## Data for this exercise

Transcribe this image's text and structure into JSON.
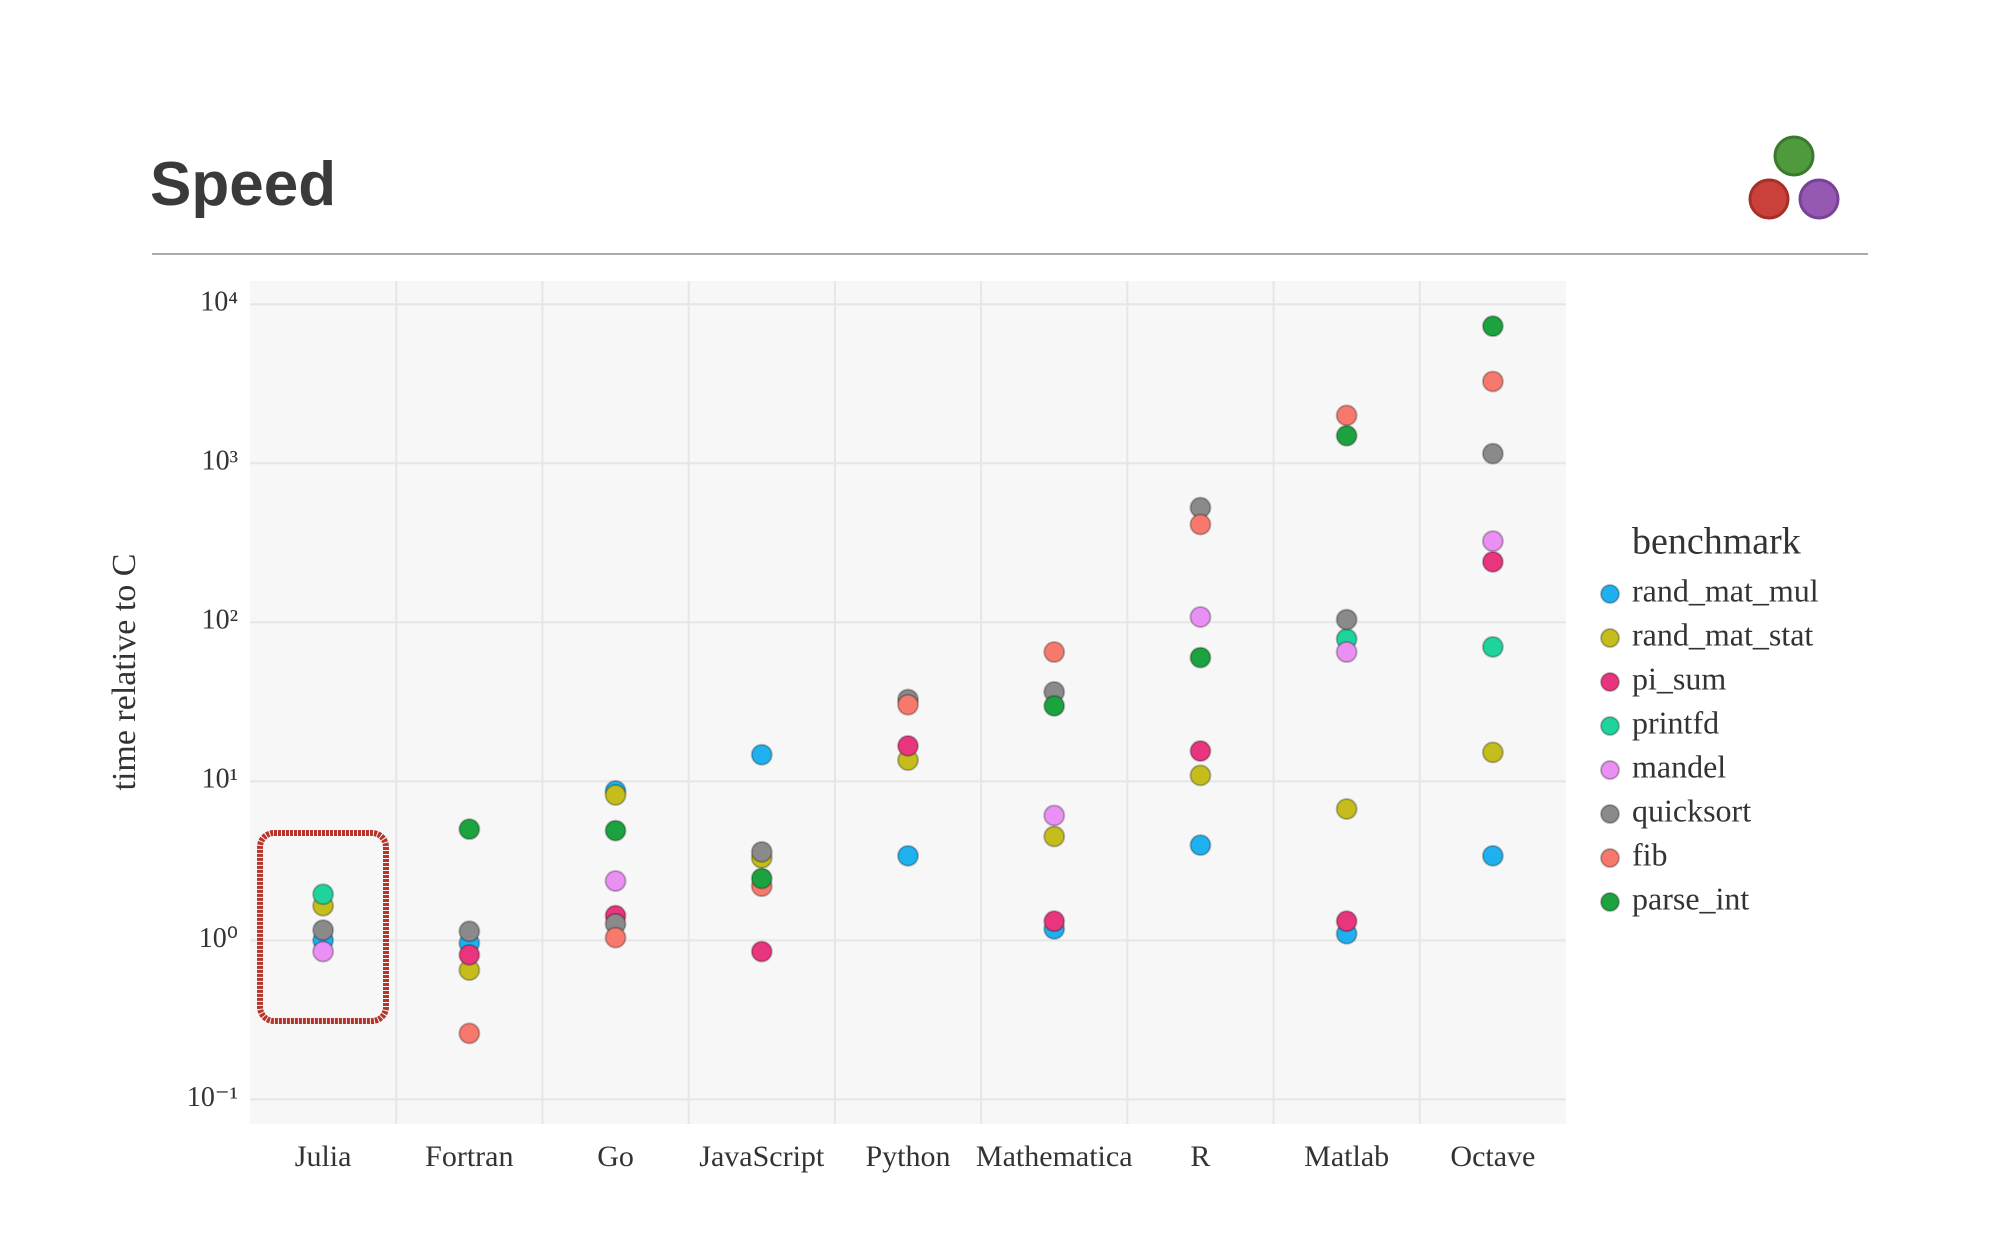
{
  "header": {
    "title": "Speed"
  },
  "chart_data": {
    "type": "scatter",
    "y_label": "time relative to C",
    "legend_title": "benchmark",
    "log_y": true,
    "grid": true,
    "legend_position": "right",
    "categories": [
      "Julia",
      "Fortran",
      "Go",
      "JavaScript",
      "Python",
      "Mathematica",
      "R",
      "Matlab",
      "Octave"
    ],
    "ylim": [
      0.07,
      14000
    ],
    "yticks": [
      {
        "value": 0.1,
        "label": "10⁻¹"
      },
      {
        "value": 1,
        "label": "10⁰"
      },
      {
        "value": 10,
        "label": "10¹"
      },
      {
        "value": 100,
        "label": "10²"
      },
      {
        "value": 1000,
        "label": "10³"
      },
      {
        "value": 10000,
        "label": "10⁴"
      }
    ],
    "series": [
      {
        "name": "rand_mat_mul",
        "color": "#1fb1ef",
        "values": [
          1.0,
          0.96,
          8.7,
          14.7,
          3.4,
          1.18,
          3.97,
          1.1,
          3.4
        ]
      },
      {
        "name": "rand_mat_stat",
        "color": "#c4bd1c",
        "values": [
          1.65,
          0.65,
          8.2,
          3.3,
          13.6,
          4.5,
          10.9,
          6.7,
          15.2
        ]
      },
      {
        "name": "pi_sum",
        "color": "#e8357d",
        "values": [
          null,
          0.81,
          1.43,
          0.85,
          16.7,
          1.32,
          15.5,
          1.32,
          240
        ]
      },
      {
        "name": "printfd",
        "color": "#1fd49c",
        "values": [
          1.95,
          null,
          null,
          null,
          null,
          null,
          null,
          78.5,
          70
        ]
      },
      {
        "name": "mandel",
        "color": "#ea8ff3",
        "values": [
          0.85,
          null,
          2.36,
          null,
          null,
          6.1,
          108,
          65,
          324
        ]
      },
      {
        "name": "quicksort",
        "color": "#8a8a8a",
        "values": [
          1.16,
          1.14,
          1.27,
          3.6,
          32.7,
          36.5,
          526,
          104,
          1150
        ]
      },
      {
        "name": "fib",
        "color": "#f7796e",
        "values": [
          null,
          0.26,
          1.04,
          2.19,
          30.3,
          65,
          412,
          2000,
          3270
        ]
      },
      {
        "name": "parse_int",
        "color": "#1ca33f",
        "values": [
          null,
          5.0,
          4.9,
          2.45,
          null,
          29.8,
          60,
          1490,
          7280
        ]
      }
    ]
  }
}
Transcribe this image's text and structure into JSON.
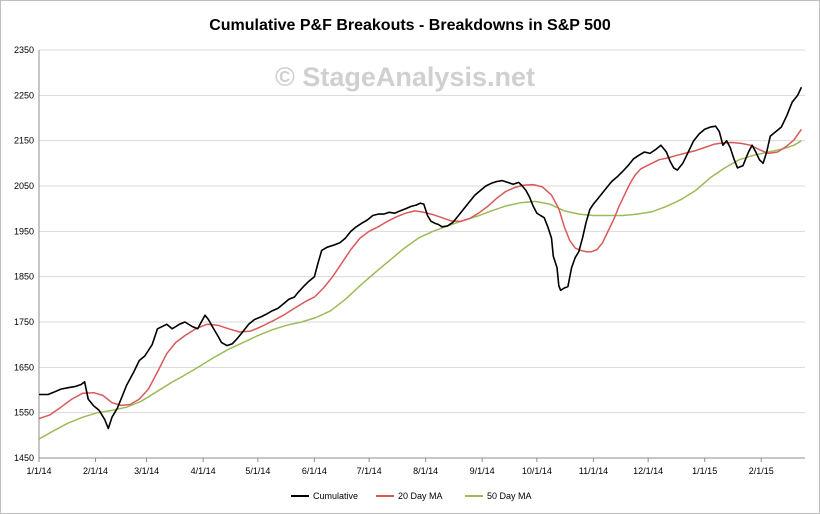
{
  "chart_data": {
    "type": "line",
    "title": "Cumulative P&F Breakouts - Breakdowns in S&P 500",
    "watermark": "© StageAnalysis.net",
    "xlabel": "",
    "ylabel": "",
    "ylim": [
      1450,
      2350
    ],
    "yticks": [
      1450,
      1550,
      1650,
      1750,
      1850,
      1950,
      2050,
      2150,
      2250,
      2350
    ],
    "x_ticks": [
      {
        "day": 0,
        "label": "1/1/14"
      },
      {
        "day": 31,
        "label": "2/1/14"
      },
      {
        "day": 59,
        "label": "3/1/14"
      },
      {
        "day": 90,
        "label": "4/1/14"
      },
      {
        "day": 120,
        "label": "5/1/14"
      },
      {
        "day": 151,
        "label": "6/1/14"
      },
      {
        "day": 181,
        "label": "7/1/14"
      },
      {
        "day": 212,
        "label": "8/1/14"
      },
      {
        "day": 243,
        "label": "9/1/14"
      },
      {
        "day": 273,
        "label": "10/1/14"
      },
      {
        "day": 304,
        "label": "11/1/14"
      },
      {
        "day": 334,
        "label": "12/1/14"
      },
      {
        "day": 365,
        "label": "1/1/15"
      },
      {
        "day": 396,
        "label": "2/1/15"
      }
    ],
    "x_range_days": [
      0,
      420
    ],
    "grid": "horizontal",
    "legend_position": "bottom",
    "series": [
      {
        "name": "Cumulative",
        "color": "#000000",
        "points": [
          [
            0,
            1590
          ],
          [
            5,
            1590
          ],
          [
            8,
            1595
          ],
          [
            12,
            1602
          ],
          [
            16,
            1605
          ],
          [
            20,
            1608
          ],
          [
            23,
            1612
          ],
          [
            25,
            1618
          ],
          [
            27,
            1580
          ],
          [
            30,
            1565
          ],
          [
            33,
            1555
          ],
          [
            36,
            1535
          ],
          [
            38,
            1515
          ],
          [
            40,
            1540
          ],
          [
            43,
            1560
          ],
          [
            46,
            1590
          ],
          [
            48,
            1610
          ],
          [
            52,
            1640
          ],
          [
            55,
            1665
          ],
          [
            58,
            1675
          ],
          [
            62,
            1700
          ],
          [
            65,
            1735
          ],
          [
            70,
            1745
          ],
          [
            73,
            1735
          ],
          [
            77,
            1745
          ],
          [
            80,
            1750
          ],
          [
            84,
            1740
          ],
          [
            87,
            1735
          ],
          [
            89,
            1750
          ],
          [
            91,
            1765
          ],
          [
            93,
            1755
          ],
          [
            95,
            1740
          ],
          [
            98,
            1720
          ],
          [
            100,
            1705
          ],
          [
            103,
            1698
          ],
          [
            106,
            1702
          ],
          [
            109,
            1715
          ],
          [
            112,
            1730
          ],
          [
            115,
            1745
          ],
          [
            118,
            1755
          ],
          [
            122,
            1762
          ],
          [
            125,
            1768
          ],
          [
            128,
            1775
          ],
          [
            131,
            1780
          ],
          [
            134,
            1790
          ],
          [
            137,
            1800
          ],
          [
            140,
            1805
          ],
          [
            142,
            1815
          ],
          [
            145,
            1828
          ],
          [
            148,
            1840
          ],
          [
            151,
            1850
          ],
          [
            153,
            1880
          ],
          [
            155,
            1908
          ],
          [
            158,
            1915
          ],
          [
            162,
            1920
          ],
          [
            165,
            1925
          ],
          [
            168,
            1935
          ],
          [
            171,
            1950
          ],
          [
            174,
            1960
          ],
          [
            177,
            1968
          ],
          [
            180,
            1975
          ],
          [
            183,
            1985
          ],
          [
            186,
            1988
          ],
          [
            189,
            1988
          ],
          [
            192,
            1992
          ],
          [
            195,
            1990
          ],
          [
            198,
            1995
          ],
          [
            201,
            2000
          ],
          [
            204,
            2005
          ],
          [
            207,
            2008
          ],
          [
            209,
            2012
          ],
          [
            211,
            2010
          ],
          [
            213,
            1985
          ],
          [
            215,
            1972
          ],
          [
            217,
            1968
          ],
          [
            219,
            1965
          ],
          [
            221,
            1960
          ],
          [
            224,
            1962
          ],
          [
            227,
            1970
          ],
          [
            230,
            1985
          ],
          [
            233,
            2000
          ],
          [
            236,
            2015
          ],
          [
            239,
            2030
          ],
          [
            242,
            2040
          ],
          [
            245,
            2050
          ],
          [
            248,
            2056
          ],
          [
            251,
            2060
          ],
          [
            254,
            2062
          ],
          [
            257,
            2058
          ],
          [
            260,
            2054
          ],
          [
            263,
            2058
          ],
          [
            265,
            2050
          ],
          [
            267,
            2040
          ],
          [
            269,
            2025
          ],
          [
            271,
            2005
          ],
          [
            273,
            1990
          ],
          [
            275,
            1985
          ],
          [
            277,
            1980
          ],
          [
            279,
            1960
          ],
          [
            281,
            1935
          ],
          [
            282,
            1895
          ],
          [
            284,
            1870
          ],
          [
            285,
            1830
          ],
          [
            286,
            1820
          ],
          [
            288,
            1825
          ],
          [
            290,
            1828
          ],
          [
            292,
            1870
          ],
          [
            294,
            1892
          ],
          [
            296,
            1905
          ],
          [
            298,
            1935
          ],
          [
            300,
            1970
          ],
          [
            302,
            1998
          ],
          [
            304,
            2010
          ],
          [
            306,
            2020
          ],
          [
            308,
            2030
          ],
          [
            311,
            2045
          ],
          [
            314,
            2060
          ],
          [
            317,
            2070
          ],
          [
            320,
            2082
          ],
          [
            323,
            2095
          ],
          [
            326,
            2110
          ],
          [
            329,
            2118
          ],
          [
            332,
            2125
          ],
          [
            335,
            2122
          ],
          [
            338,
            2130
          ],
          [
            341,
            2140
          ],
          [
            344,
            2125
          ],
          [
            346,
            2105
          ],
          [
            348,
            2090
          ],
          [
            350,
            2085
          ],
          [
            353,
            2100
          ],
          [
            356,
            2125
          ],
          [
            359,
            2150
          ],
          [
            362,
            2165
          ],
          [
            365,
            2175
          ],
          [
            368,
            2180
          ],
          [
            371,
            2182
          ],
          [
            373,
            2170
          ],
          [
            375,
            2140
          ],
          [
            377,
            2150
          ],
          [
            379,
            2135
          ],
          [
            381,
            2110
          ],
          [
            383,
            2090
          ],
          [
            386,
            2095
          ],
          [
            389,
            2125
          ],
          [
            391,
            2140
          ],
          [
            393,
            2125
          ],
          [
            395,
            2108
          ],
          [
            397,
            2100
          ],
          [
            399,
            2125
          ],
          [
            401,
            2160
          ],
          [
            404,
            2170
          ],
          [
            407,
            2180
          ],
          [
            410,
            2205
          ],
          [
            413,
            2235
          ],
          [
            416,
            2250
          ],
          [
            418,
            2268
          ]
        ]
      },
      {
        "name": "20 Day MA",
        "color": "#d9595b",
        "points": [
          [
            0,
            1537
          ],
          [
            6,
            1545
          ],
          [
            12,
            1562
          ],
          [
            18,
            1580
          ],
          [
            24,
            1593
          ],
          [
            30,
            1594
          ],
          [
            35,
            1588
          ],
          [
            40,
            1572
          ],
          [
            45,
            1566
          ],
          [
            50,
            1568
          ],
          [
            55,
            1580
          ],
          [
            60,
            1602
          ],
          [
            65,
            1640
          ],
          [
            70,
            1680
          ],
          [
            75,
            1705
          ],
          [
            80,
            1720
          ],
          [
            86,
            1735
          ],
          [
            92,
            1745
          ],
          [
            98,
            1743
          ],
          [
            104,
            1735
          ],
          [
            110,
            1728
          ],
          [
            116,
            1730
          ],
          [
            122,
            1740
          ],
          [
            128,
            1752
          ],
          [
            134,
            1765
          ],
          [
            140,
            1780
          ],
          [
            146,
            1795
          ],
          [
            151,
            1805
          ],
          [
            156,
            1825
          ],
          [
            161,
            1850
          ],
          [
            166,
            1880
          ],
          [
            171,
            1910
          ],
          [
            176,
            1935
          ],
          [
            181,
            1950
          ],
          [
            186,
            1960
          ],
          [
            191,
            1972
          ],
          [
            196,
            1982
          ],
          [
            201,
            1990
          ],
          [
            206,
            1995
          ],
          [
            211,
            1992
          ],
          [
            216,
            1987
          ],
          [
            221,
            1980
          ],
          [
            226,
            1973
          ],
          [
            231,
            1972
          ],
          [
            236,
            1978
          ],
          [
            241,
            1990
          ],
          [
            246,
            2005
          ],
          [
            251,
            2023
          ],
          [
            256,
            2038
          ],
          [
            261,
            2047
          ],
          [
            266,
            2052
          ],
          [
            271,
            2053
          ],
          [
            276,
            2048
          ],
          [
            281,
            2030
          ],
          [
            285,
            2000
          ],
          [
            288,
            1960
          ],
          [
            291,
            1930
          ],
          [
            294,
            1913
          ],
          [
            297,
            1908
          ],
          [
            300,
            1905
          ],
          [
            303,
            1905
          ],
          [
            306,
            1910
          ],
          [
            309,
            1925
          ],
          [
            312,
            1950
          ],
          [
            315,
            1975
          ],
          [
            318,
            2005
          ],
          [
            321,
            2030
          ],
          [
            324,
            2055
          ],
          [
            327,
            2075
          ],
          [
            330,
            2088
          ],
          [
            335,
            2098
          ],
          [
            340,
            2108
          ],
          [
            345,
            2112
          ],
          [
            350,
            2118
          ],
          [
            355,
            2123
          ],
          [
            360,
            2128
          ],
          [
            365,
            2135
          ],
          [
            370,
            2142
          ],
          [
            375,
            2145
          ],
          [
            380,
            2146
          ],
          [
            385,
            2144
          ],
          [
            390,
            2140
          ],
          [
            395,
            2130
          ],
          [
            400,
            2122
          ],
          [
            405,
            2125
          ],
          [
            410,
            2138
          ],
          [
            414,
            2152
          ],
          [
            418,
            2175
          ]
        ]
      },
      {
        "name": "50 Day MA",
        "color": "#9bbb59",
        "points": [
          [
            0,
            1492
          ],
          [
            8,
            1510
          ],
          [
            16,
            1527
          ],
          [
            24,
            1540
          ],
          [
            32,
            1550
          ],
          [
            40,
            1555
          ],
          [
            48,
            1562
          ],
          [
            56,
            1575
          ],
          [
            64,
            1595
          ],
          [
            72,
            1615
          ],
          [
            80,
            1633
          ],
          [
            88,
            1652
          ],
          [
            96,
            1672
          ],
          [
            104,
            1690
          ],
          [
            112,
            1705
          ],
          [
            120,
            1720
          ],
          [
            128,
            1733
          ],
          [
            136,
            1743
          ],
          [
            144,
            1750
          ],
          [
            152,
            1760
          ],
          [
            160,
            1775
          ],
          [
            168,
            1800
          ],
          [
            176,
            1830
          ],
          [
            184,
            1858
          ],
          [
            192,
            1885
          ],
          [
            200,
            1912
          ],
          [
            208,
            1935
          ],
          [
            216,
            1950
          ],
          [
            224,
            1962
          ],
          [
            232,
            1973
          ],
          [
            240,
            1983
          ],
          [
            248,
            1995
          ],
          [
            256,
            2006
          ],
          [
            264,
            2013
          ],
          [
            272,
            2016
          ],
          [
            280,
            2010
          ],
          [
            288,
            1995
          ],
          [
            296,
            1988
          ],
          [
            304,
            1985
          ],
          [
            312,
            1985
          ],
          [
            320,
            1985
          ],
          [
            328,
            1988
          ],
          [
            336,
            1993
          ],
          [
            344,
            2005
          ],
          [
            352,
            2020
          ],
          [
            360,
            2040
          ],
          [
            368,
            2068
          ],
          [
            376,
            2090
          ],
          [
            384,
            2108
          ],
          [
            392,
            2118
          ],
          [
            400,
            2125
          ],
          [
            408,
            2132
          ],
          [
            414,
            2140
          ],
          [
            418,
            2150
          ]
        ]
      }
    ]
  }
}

## Exercise
Looking at the entries above, say how many lines contain the word "Cumulative". Only the number is wanted.

## Written solution
2